# [WORK TO COMPLETE]
Copy the data word for word, keeping every line.

— begin GIVEN RECORDS —

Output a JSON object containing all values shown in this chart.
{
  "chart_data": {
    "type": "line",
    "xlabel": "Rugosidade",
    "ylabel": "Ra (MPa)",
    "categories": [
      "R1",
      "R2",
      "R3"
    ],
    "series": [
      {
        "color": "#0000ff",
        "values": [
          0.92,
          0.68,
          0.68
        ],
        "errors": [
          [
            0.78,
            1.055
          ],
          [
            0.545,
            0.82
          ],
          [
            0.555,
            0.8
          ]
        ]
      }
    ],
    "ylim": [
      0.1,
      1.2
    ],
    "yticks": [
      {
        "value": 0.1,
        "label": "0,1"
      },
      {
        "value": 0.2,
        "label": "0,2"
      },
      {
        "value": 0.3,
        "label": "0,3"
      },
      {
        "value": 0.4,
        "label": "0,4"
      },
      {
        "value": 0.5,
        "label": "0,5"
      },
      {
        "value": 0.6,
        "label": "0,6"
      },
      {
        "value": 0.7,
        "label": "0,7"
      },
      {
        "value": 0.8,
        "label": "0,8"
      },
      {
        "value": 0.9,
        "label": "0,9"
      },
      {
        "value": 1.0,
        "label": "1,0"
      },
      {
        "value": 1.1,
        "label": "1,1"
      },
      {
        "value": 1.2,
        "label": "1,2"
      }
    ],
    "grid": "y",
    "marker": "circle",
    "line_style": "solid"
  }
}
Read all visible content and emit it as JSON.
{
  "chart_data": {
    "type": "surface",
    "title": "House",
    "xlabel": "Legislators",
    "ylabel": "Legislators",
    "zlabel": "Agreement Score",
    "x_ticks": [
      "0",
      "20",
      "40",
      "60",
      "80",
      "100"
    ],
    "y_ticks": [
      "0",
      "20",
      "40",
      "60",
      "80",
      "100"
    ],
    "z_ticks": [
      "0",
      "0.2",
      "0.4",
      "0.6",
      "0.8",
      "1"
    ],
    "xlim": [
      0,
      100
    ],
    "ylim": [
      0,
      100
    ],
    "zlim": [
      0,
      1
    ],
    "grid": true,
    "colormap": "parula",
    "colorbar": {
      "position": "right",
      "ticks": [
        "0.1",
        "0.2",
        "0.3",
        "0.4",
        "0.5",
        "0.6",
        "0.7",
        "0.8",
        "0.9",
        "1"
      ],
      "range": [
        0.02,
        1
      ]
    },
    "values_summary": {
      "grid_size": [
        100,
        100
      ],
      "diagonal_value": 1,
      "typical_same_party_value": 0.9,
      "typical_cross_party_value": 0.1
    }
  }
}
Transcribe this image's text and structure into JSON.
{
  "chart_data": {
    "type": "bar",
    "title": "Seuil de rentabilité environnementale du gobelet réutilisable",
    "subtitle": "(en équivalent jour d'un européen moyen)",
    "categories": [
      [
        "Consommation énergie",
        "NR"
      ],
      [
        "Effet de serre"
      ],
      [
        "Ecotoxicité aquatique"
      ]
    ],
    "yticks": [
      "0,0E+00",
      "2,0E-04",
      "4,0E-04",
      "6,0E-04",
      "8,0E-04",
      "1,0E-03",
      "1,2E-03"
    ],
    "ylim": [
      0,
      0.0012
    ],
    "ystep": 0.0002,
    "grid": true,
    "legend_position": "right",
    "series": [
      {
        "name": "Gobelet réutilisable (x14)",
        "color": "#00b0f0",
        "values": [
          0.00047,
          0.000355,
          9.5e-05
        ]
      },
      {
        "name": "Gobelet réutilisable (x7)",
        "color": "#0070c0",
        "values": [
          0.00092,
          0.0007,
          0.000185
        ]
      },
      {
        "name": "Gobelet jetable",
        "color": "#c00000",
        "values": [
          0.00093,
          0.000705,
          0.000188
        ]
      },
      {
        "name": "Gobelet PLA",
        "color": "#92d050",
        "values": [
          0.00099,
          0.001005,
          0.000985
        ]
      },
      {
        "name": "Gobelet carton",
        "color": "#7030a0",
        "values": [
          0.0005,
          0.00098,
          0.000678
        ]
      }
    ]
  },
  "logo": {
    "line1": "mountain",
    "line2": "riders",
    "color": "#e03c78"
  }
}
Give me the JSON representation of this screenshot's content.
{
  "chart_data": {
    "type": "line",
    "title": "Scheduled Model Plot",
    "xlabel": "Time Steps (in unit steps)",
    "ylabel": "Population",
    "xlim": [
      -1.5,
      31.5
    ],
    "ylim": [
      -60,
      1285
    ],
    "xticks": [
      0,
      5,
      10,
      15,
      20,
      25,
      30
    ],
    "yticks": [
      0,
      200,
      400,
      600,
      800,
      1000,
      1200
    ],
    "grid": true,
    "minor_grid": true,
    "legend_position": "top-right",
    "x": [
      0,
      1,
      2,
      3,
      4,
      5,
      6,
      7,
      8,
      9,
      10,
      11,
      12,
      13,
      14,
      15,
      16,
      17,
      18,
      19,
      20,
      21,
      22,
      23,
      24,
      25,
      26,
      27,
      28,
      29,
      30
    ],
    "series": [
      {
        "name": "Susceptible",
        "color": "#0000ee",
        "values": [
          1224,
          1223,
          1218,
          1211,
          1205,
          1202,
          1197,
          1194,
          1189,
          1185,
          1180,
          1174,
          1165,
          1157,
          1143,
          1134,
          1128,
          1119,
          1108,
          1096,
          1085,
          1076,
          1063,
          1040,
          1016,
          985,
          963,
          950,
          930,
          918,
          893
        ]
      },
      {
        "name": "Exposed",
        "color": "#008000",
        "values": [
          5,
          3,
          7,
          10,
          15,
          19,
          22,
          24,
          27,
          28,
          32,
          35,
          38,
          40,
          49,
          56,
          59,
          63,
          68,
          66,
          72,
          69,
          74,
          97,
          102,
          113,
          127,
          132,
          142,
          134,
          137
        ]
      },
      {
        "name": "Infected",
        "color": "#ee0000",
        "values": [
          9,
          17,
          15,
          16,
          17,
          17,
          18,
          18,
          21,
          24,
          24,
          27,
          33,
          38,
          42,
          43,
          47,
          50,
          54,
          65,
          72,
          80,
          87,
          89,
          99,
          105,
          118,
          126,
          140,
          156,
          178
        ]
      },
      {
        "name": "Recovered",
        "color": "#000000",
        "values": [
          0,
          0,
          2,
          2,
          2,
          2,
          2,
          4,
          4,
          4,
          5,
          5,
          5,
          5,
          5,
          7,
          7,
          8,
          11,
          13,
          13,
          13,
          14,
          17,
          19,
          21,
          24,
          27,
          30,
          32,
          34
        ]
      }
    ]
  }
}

— end GIVEN RECORDS —

# [RESULT OF THE EXERCISE]
Output a JSON object containing all values shown in this chart.
{
  "chart_data": {
    "type": "line",
    "xlabel": "Rugosidade",
    "ylabel": "Ra (MPa)",
    "categories": [
      "R1",
      "R2",
      "R3"
    ],
    "series": [
      {
        "color": "#0000ff",
        "values": [
          0.92,
          0.68,
          0.68
        ],
        "errors": [
          [
            0.78,
            1.055
          ],
          [
            0.545,
            0.82
          ],
          [
            0.555,
            0.8
          ]
        ]
      }
    ],
    "ylim": [
      0.1,
      1.2
    ],
    "yticks": [
      {
        "value": 0.1,
        "label": "0,1"
      },
      {
        "value": 0.2,
        "label": "0,2"
      },
      {
        "value": 0.3,
        "label": "0,3"
      },
      {
        "value": 0.4,
        "label": "0,4"
      },
      {
        "value": 0.5,
        "label": "0,5"
      },
      {
        "value": 0.6,
        "label": "0,6"
      },
      {
        "value": 0.7,
        "label": "0,7"
      },
      {
        "value": 0.8,
        "label": "0,8"
      },
      {
        "value": 0.9,
        "label": "0,9"
      },
      {
        "value": 1.0,
        "label": "1,0"
      },
      {
        "value": 1.1,
        "label": "1,1"
      },
      {
        "value": 1.2,
        "label": "1,2"
      }
    ],
    "grid": "y",
    "marker": "circle",
    "line_style": "solid"
  }
}
Read all visible content and emit it as JSON.
{
  "chart_data": {
    "type": "surface",
    "title": "House",
    "xlabel": "Legislators",
    "ylabel": "Legislators",
    "zlabel": "Agreement Score",
    "x_ticks": [
      "0",
      "20",
      "40",
      "60",
      "80",
      "100"
    ],
    "y_ticks": [
      "0",
      "20",
      "40",
      "60",
      "80",
      "100"
    ],
    "z_ticks": [
      "0",
      "0.2",
      "0.4",
      "0.6",
      "0.8",
      "1"
    ],
    "xlim": [
      0,
      100
    ],
    "ylim": [
      0,
      100
    ],
    "zlim": [
      0,
      1
    ],
    "grid": true,
    "colormap": "parula",
    "colorbar": {
      "position": "right",
      "ticks": [
        "0.1",
        "0.2",
        "0.3",
        "0.4",
        "0.5",
        "0.6",
        "0.7",
        "0.8",
        "0.9",
        "1"
      ],
      "range": [
        0.02,
        1
      ]
    },
    "values_summary": {
      "grid_size": [
        100,
        100
      ],
      "diagonal_value": 1,
      "typical_same_party_value": 0.9,
      "typical_cross_party_value": 0.1
    }
  }
}
Transcribe this image's text and structure into JSON.
{
  "chart_data": {
    "type": "bar",
    "title": "Seuil de rentabilité environnementale du gobelet réutilisable",
    "subtitle": "(en équivalent jour d'un européen moyen)",
    "categories": [
      [
        "Consommation énergie",
        "NR"
      ],
      [
        "Effet de serre"
      ],
      [
        "Ecotoxicité aquatique"
      ]
    ],
    "yticks": [
      "0,0E+00",
      "2,0E-04",
      "4,0E-04",
      "6,0E-04",
      "8,0E-04",
      "1,0E-03",
      "1,2E-03"
    ],
    "ylim": [
      0,
      0.0012
    ],
    "ystep": 0.0002,
    "grid": true,
    "legend_position": "right",
    "series": [
      {
        "name": "Gobelet réutilisable (x14)",
        "color": "#00b0f0",
        "values": [
          0.00047,
          0.000355,
          9.5e-05
        ]
      },
      {
        "name": "Gobelet réutilisable (x7)",
        "color": "#0070c0",
        "values": [
          0.00092,
          0.0007,
          0.000185
        ]
      },
      {
        "name": "Gobelet jetable",
        "color": "#c00000",
        "values": [
          0.00093,
          0.000705,
          0.000188
        ]
      },
      {
        "name": "Gobelet PLA",
        "color": "#92d050",
        "values": [
          0.00099,
          0.001005,
          0.000985
        ]
      },
      {
        "name": "Gobelet carton",
        "color": "#7030a0",
        "values": [
          0.0005,
          0.00098,
          0.000678
        ]
      }
    ]
  },
  "logo": {
    "line1": "mountain",
    "line2": "riders",
    "color": "#e03c78"
  }
}
Give me the JSON representation of this screenshot's content.
{
  "chart_data": {
    "type": "line",
    "title": "Scheduled Model Plot",
    "xlabel": "Time Steps (in unit steps)",
    "ylabel": "Population",
    "xlim": [
      -1.5,
      31.5
    ],
    "ylim": [
      -60,
      1285
    ],
    "xticks": [
      0,
      5,
      10,
      15,
      20,
      25,
      30
    ],
    "yticks": [
      0,
      200,
      400,
      600,
      800,
      1000,
      1200
    ],
    "grid": true,
    "minor_grid": true,
    "legend_position": "top-right",
    "x": [
      0,
      1,
      2,
      3,
      4,
      5,
      6,
      7,
      8,
      9,
      10,
      11,
      12,
      13,
      14,
      15,
      16,
      17,
      18,
      19,
      20,
      21,
      22,
      23,
      24,
      25,
      26,
      27,
      28,
      29,
      30
    ],
    "series": [
      {
        "name": "Susceptible",
        "color": "#0000ee",
        "values": [
          1224,
          1223,
          1218,
          1211,
          1205,
          1202,
          1197,
          1194,
          1189,
          1185,
          1180,
          1174,
          1165,
          1157,
          1143,
          1134,
          1128,
          1119,
          1108,
          1096,
          1085,
          1076,
          1063,
          1040,
          1016,
          985,
          963,
          950,
          930,
          918,
          893
        ]
      },
      {
        "name": "Exposed",
        "color": "#008000",
        "values": [
          5,
          3,
          7,
          10,
          15,
          19,
          22,
          24,
          27,
          28,
          32,
          35,
          38,
          40,
          49,
          56,
          59,
          63,
          68,
          66,
          72,
          69,
          74,
          97,
          102,
          113,
          127,
          132,
          142,
          134,
          137
        ]
      },
      {
        "name": "Infected",
        "color": "#ee0000",
        "values": [
          9,
          17,
          15,
          16,
          17,
          17,
          18,
          18,
          21,
          24,
          24,
          27,
          33,
          38,
          42,
          43,
          47,
          50,
          54,
          65,
          72,
          80,
          87,
          89,
          99,
          105,
          118,
          126,
          140,
          156,
          178
        ]
      },
      {
        "name": "Recovered",
        "color": "#000000",
        "values": [
          0,
          0,
          2,
          2,
          2,
          2,
          2,
          4,
          4,
          4,
          5,
          5,
          5,
          5,
          5,
          7,
          7,
          8,
          11,
          13,
          13,
          13,
          14,
          17,
          19,
          21,
          24,
          27,
          30,
          32,
          34
        ]
      }
    ]
  }
}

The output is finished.